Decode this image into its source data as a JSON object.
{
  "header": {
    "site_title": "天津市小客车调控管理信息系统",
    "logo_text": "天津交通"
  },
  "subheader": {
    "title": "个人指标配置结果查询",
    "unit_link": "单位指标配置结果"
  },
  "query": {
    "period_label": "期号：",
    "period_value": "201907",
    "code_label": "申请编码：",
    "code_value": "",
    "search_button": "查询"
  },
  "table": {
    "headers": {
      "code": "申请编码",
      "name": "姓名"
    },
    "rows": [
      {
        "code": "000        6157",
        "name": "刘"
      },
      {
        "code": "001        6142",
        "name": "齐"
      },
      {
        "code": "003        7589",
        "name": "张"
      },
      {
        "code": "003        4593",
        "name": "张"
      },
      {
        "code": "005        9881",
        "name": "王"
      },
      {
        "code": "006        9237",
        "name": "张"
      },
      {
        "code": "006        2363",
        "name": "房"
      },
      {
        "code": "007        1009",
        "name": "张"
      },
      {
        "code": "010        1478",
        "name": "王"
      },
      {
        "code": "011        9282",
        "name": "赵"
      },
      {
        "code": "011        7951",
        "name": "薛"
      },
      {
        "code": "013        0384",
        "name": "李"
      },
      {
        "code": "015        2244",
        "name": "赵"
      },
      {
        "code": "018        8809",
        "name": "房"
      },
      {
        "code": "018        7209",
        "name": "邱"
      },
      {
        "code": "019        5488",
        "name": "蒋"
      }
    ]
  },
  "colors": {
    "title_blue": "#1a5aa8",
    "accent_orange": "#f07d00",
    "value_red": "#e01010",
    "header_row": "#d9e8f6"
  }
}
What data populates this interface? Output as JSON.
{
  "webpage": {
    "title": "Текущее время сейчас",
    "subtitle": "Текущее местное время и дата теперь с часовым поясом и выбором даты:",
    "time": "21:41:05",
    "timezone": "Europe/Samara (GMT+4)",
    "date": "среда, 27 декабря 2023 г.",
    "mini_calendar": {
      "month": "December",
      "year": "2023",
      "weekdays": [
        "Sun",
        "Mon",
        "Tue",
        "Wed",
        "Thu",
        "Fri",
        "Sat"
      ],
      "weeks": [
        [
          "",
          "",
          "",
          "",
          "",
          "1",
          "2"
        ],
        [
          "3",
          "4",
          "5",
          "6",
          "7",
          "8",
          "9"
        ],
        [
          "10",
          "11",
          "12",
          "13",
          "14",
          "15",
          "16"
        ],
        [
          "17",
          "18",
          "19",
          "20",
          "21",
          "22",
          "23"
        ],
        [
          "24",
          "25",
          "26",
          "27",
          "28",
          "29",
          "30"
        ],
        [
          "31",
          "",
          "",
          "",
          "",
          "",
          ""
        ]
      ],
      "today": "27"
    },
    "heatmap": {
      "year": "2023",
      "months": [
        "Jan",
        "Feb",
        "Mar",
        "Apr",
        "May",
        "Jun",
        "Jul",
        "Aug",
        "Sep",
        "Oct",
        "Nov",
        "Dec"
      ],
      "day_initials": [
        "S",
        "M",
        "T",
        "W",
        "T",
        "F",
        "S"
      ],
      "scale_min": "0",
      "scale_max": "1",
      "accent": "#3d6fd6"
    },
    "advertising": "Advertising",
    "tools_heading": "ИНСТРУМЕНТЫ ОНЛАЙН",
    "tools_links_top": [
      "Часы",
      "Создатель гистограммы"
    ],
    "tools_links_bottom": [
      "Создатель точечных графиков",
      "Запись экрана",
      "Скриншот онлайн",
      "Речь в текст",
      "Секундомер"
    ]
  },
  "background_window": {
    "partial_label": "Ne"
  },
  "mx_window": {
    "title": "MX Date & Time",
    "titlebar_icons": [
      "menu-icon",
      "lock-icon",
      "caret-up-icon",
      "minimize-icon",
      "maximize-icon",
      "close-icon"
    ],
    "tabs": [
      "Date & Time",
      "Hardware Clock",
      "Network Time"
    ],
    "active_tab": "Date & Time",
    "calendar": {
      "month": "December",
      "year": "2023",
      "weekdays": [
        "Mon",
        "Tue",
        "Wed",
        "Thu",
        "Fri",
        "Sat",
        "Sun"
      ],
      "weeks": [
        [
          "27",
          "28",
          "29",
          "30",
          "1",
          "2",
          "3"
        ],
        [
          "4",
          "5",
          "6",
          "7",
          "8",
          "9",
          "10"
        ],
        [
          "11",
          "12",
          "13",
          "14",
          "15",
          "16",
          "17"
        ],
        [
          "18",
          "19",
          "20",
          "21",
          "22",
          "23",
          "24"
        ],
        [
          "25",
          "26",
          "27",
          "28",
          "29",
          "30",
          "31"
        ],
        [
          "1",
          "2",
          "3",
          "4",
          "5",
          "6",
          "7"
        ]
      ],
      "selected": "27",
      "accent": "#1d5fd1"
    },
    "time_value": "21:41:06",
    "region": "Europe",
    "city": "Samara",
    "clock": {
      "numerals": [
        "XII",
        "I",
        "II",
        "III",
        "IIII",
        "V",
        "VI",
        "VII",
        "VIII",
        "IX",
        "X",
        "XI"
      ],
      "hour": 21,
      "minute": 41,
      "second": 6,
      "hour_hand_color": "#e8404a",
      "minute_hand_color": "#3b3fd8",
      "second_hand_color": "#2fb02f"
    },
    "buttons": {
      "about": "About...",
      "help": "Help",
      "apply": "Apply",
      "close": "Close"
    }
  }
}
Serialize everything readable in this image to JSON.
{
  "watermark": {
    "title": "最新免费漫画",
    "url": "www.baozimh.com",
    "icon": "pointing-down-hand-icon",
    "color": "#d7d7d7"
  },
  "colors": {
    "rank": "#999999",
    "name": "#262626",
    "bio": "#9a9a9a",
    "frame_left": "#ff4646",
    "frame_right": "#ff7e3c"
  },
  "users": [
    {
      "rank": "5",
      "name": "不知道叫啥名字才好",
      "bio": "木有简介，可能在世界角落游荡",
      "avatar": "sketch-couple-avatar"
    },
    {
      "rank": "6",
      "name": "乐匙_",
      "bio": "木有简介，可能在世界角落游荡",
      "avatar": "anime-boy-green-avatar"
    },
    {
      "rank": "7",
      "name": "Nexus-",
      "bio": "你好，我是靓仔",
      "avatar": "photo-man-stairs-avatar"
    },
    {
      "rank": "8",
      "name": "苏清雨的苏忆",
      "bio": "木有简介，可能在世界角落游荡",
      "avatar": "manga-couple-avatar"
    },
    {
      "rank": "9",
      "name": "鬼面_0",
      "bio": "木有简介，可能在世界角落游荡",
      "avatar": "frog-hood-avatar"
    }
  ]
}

WHAT THE TASK ASKS: Copy out every line in the listing where the word "image" appears.

OUTPUT OF THE TASK:
Decode this image into its source data as a JSON object.
Serialize everything readable in this image to JSON.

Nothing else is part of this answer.